Exercise description =
In the copy, keep every record exact and leave out all images.

▼

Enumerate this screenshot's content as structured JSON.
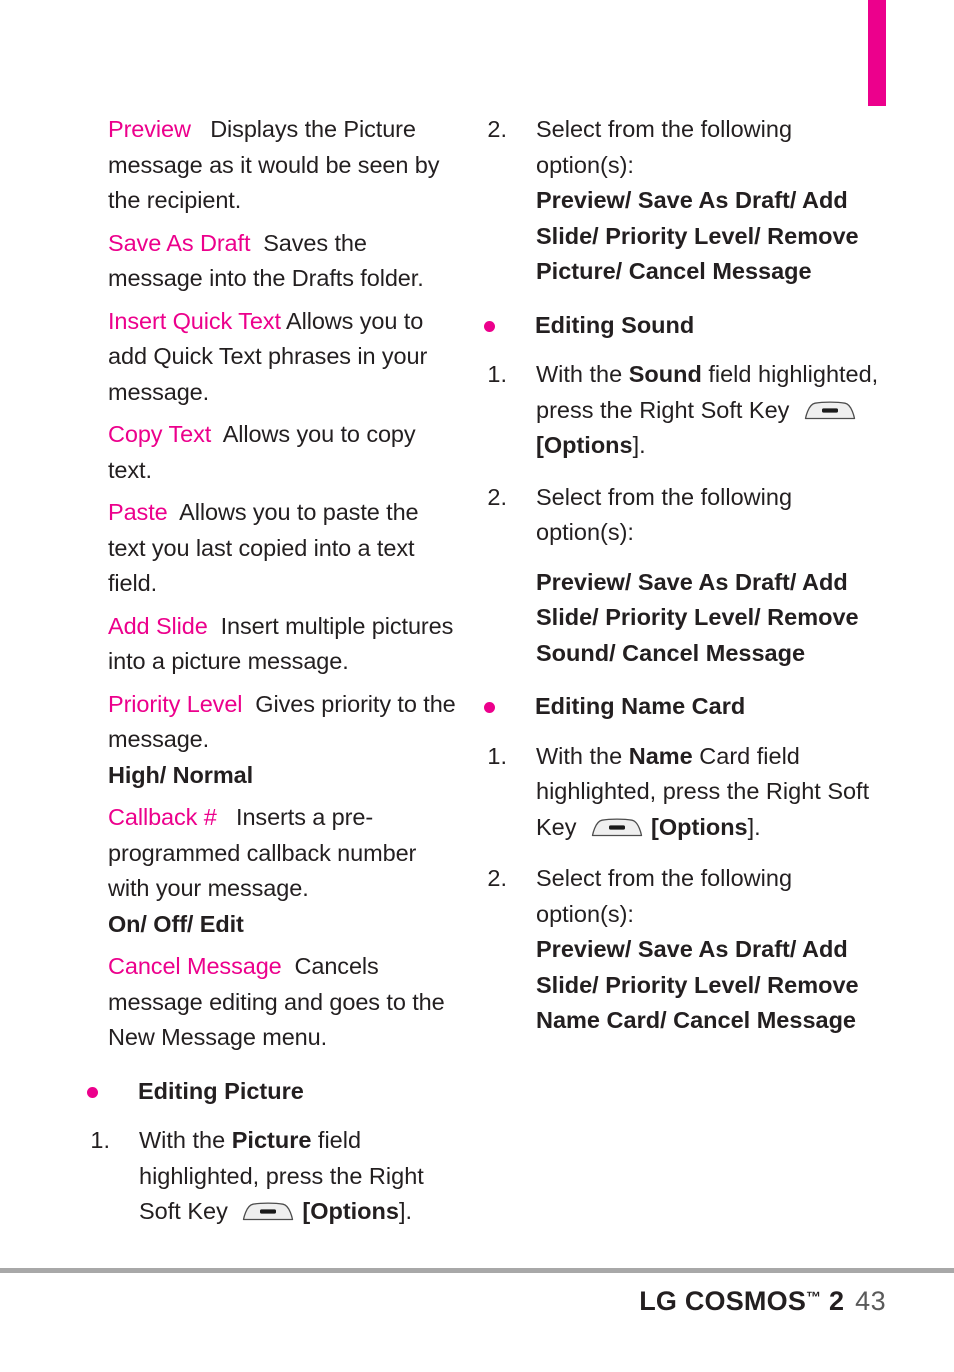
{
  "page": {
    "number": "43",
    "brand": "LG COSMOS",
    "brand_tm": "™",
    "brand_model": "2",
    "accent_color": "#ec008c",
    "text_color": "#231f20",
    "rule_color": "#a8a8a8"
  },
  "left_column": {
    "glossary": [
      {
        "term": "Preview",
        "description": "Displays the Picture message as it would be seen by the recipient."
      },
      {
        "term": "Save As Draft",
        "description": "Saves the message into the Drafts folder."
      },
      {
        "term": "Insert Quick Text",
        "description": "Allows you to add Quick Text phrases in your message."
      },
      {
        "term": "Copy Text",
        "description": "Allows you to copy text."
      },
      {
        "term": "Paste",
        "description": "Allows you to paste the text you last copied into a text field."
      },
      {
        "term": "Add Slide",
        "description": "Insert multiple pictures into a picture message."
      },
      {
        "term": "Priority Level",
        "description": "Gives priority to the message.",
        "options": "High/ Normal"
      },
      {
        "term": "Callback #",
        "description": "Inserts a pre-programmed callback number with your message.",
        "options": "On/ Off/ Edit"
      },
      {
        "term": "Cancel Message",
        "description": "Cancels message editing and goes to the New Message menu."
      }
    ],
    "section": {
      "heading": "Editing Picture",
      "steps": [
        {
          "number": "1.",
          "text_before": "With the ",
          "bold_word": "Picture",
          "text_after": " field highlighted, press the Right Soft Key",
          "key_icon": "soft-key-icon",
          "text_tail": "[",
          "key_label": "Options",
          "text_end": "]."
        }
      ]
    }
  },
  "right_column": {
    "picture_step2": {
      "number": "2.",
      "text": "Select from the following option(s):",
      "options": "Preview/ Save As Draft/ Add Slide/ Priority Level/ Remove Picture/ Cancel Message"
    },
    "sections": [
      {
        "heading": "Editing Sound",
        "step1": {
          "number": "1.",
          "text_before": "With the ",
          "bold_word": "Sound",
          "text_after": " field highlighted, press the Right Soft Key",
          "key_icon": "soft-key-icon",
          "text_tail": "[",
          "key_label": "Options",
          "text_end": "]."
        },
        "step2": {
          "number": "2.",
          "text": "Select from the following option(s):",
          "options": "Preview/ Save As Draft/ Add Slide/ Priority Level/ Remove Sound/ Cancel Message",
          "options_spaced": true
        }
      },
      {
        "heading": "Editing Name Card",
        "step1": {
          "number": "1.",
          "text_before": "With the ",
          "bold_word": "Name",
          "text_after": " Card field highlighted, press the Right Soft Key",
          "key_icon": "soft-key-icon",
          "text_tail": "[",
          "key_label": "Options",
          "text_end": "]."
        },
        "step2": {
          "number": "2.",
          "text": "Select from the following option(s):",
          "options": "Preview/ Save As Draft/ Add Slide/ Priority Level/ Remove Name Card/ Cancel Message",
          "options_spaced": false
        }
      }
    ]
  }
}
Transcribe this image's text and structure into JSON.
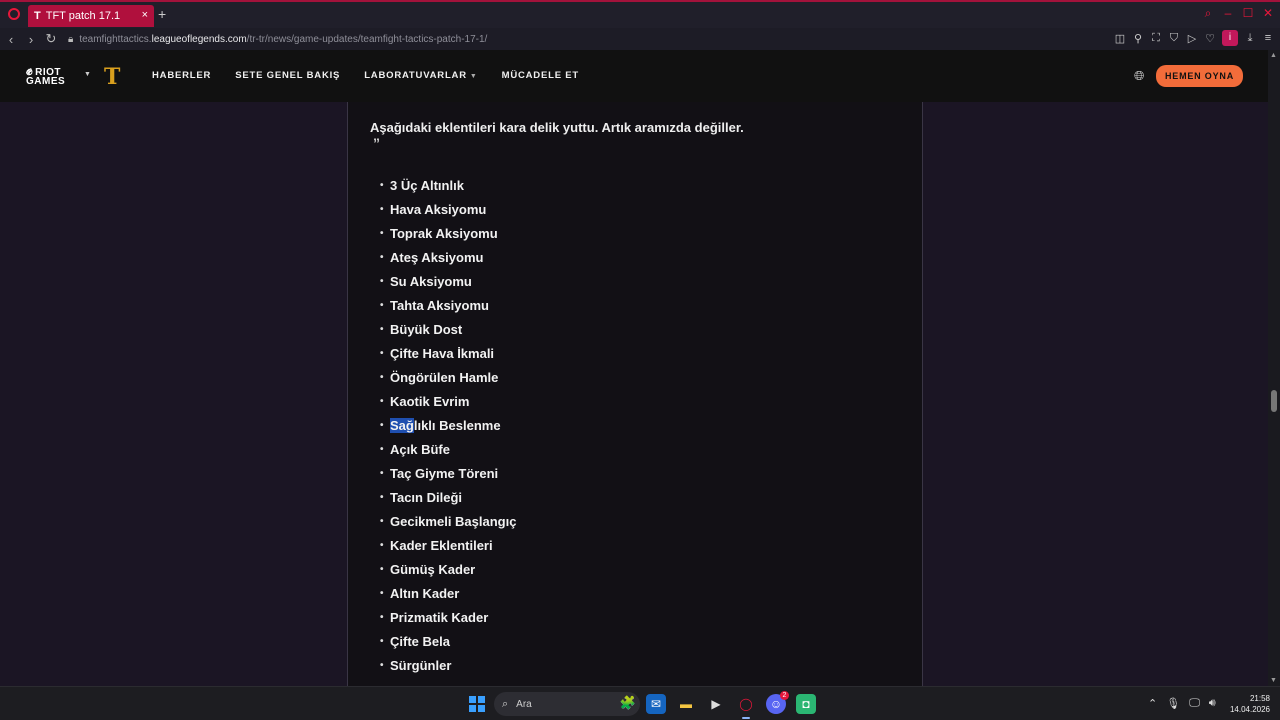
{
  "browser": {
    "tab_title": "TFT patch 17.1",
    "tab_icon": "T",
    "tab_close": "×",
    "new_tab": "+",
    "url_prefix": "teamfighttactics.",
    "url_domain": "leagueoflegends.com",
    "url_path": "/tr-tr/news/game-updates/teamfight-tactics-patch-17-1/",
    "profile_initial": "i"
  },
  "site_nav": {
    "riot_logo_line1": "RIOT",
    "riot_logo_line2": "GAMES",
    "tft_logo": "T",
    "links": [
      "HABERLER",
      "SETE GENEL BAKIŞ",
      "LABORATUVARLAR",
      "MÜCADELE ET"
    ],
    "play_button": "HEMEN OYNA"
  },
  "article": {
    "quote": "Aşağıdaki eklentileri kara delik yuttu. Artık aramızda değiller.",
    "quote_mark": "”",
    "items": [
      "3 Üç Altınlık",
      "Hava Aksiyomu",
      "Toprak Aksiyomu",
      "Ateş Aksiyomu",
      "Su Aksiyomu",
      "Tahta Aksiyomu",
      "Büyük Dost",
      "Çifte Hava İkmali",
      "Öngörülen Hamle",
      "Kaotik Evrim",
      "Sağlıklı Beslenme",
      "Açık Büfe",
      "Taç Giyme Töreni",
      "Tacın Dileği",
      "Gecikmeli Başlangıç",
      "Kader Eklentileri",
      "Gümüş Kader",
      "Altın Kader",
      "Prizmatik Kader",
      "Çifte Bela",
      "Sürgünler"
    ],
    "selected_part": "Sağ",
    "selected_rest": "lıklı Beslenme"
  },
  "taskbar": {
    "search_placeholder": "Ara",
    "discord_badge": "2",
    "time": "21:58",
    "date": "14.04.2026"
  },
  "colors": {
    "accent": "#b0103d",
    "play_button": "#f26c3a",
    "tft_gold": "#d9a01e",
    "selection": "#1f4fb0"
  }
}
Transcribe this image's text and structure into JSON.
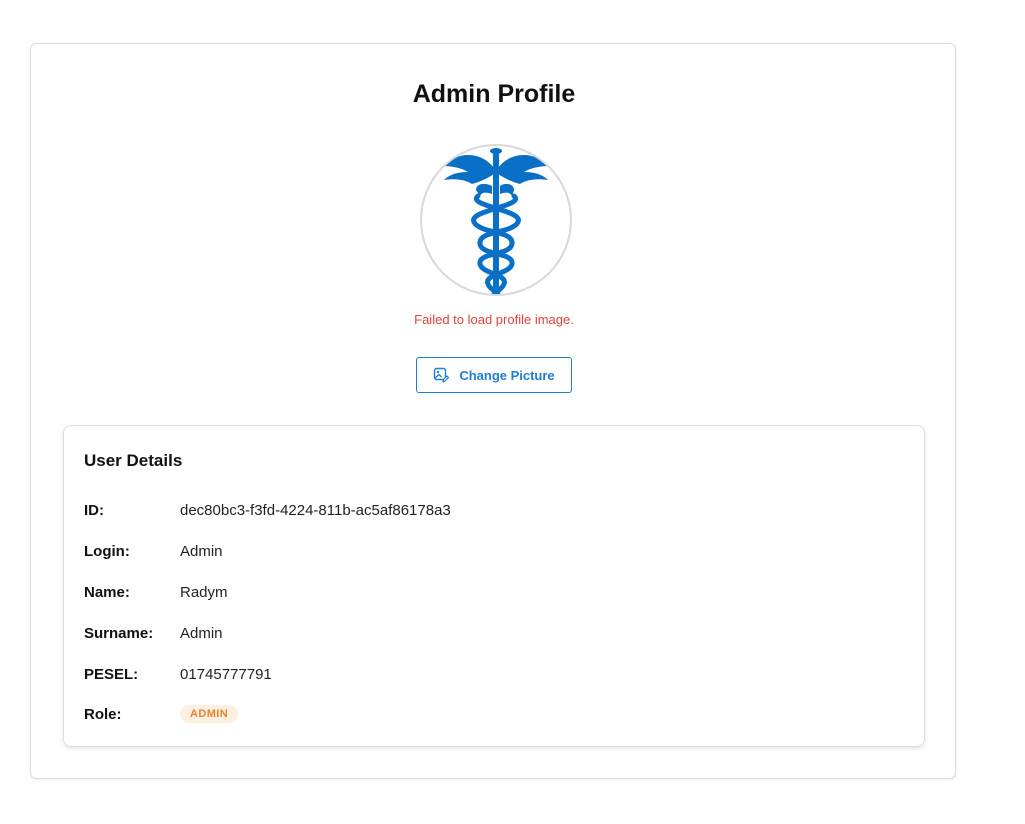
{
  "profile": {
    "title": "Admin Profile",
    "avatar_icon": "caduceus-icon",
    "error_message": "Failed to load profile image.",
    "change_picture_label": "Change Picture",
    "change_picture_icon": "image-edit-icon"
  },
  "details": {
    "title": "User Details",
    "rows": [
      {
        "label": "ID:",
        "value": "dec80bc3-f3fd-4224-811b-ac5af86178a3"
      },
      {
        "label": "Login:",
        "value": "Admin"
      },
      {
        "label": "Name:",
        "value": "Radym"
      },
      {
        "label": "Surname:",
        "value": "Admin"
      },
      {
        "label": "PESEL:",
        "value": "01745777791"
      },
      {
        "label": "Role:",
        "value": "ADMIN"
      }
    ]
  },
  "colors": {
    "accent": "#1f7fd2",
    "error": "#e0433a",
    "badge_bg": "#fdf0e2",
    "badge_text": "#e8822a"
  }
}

▲

Worked solution =
Enumerate this screenshot's content as structured JSON.
{
  "page": {
    "number": "43",
    "brand": "LG COSMOS",
    "brand_tm": "™",
    "brand_model": "2",
    "accent_color": "#ec008c",
    "text_color": "#231f20",
    "rule_color": "#a8a8a8"
  },
  "left_column": {
    "glossary": [
      {
        "term": "Preview",
        "description": "Displays the Picture message as it would be seen by the recipient."
      },
      {
        "term": "Save As Draft",
        "description": "Saves the message into the Drafts folder."
      },
      {
        "term": "Insert Quick Text",
        "description": "Allows you to add Quick Text phrases in your message."
      },
      {
        "term": "Copy Text",
        "description": "Allows you to copy text."
      },
      {
        "term": "Paste",
        "description": "Allows you to paste the text you last copied into a text field."
      },
      {
        "term": "Add Slide",
        "description": "Insert multiple pictures into a picture message."
      },
      {
        "term": "Priority Level",
        "description": "Gives priority to the message.",
        "options": "High/ Normal"
      },
      {
        "term": "Callback #",
        "description": "Inserts a pre-programmed callback number with your message.",
        "options": "On/ Off/ Edit"
      },
      {
        "term": "Cancel Message",
        "description": "Cancels message editing and goes to the New Message menu."
      }
    ],
    "section": {
      "heading": "Editing Picture",
      "steps": [
        {
          "number": "1.",
          "text_before": "With the ",
          "bold_word": "Picture",
          "text_after": " field highlighted, press the Right Soft Key",
          "key_icon": "soft-key-icon",
          "text_tail": "[",
          "key_label": "Options",
          "text_end": "]."
        }
      ]
    }
  },
  "right_column": {
    "picture_step2": {
      "number": "2.",
      "text": "Select from the following option(s):",
      "options": "Preview/ Save As Draft/ Add Slide/ Priority Level/ Remove Picture/ Cancel Message"
    },
    "sections": [
      {
        "heading": "Editing Sound",
        "step1": {
          "number": "1.",
          "text_before": "With the ",
          "bold_word": "Sound",
          "text_after": " field highlighted, press the Right Soft Key",
          "key_icon": "soft-key-icon",
          "text_tail": "[",
          "key_label": "Options",
          "text_end": "]."
        },
        "step2": {
          "number": "2.",
          "text": "Select from the following option(s):",
          "options": "Preview/ Save As Draft/ Add Slide/ Priority Level/ Remove Sound/ Cancel Message",
          "options_spaced": true
        }
      },
      {
        "heading": "Editing Name Card",
        "step1": {
          "number": "1.",
          "text_before": "With the ",
          "bold_word": "Name",
          "text_after": " Card field highlighted, press the Right Soft Key",
          "key_icon": "soft-key-icon",
          "text_tail": "[",
          "key_label": "Options",
          "text_end": "]."
        },
        "step2": {
          "number": "2.",
          "text": "Select from the following option(s):",
          "options": "Preview/ Save As Draft/ Add Slide/ Priority Level/ Remove Name Card/ Cancel Message",
          "options_spaced": false
        }
      }
    ]
  }
}
Transcribe this image's text and structure into JSON.
{
  "browser": {
    "tab_title": "TFT patch 17.1",
    "tab_icon": "T",
    "tab_close": "×",
    "new_tab": "+",
    "url_prefix": "teamfighttactics.",
    "url_domain": "leagueoflegends.com",
    "url_path": "/tr-tr/news/game-updates/teamfight-tactics-patch-17-1/",
    "profile_initial": "i"
  },
  "site_nav": {
    "riot_logo_line1": "RIOT",
    "riot_logo_line2": "GAMES",
    "tft_logo": "T",
    "links": [
      "HABERLER",
      "SETE GENEL BAKIŞ",
      "LABORATUVARLAR",
      "MÜCADELE ET"
    ],
    "play_button": "HEMEN OYNA"
  },
  "article": {
    "quote": "Aşağıdaki eklentileri kara delik yuttu. Artık aramızda değiller.",
    "quote_mark": "”",
    "items": [
      "3 Üç Altınlık",
      "Hava Aksiyomu",
      "Toprak Aksiyomu",
      "Ateş Aksiyomu",
      "Su Aksiyomu",
      "Tahta Aksiyomu",
      "Büyük Dost",
      "Çifte Hava İkmali",
      "Öngörülen Hamle",
      "Kaotik Evrim",
      "Sağlıklı Beslenme",
      "Açık Büfe",
      "Taç Giyme Töreni",
      "Tacın Dileği",
      "Gecikmeli Başlangıç",
      "Kader Eklentileri",
      "Gümüş Kader",
      "Altın Kader",
      "Prizmatik Kader",
      "Çifte Bela",
      "Sürgünler"
    ],
    "selected_part": "Sağ",
    "selected_rest": "lıklı Beslenme"
  },
  "taskbar": {
    "search_placeholder": "Ara",
    "discord_badge": "2",
    "time": "21:58",
    "date": "14.04.2026"
  },
  "colors": {
    "accent": "#b0103d",
    "play_button": "#f26c3a",
    "tft_gold": "#d9a01e",
    "selection": "#1f4fb0"
  }
}
Transcribe this image's text and structure into JSON.
{
  "profile": {
    "title": "Admin Profile",
    "avatar_icon": "caduceus-icon",
    "error_message": "Failed to load profile image.",
    "change_picture_label": "Change Picture",
    "change_picture_icon": "image-edit-icon"
  },
  "details": {
    "title": "User Details",
    "rows": [
      {
        "label": "ID:",
        "value": "dec80bc3-f3fd-4224-811b-ac5af86178a3"
      },
      {
        "label": "Login:",
        "value": "Admin"
      },
      {
        "label": "Name:",
        "value": "Radym"
      },
      {
        "label": "Surname:",
        "value": "Admin"
      },
      {
        "label": "PESEL:",
        "value": "01745777791"
      },
      {
        "label": "Role:",
        "value": "ADMIN"
      }
    ]
  },
  "colors": {
    "accent": "#1f7fd2",
    "error": "#e0433a",
    "badge_bg": "#fdf0e2",
    "badge_text": "#e8822a"
  }
}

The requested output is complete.